● **WHAT THE TASK ASKS**
Print all of the entries exactly, minus the pictures.
++++ RECORDS FOR THIS EXERCISE
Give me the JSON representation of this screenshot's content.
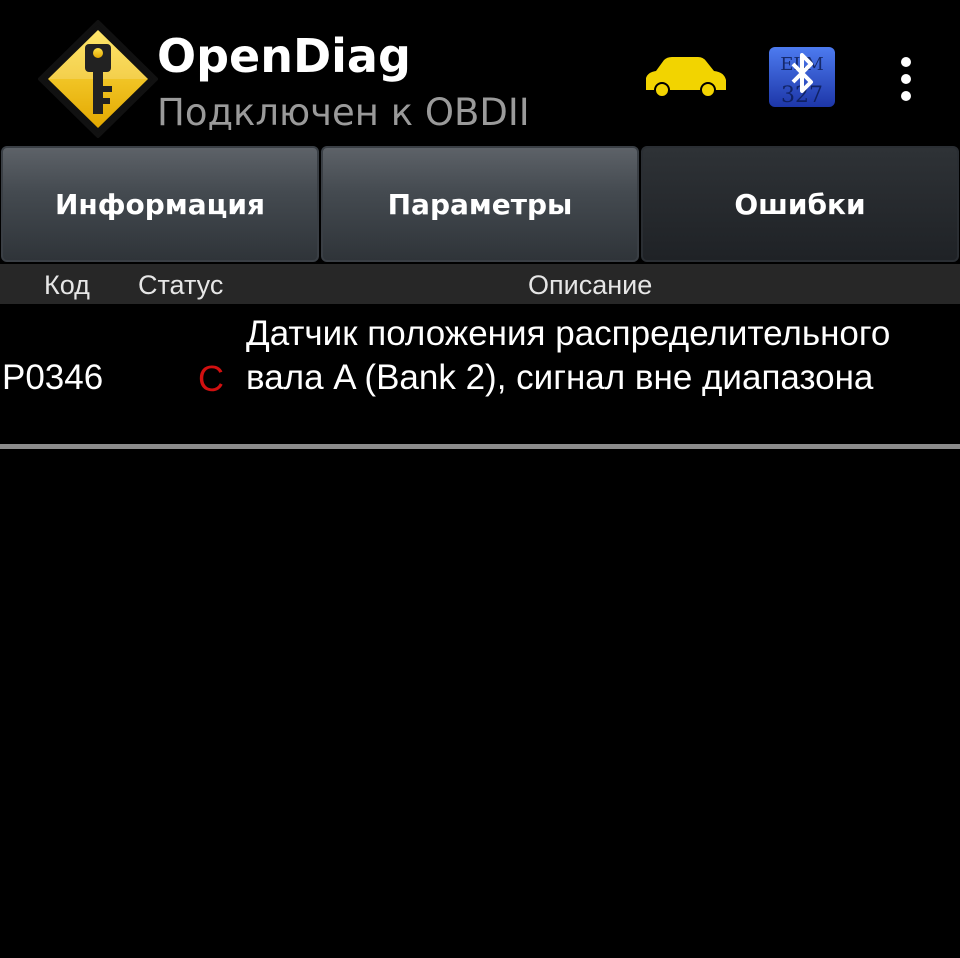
{
  "header": {
    "title": "OpenDiag",
    "subtitle": "Подключен к OBDII",
    "logo_icon": "key-warning-sign-icon",
    "car_icon": "car-icon",
    "adapter_icon": "elm327-bluetooth-icon",
    "menu_icon": "overflow-menu-icon",
    "adapter_logo_text": "ELM 327"
  },
  "tabs": [
    {
      "label": "Информация",
      "active": false
    },
    {
      "label": "Параметры",
      "active": false
    },
    {
      "label": "Ошибки",
      "active": true
    }
  ],
  "table": {
    "columns": [
      "Код",
      "Статус",
      "Описание"
    ],
    "rows": [
      {
        "code": "P0346",
        "status": "C",
        "description": "Датчик положения распределительного вала A (Bank 2), сигнал вне диапазона"
      }
    ]
  },
  "colors": {
    "background": "#000000",
    "status_error": "#d11010",
    "car": "#f2d400",
    "logo_yellow": "#f4c400",
    "adapter_blue": "#3050c8"
  }
}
++++++++
● **OUTPUT FOR THIS EXERCISE**
Give me the JSON representation of this screenshot's content.
{
  "header": {
    "title": "OpenDiag",
    "subtitle": "Подключен к OBDII",
    "logo_icon": "key-warning-sign-icon",
    "car_icon": "car-icon",
    "adapter_icon": "elm327-bluetooth-icon",
    "menu_icon": "overflow-menu-icon",
    "adapter_logo_text": "ELM 327"
  },
  "tabs": [
    {
      "label": "Информация",
      "active": false
    },
    {
      "label": "Параметры",
      "active": false
    },
    {
      "label": "Ошибки",
      "active": true
    }
  ],
  "table": {
    "columns": [
      "Код",
      "Статус",
      "Описание"
    ],
    "rows": [
      {
        "code": "P0346",
        "status": "C",
        "description": "Датчик положения распределительного вала A (Bank 2), сигнал вне диапазона"
      }
    ]
  },
  "colors": {
    "background": "#000000",
    "status_error": "#d11010",
    "car": "#f2d400",
    "logo_yellow": "#f4c400",
    "adapter_blue": "#3050c8"
  }
}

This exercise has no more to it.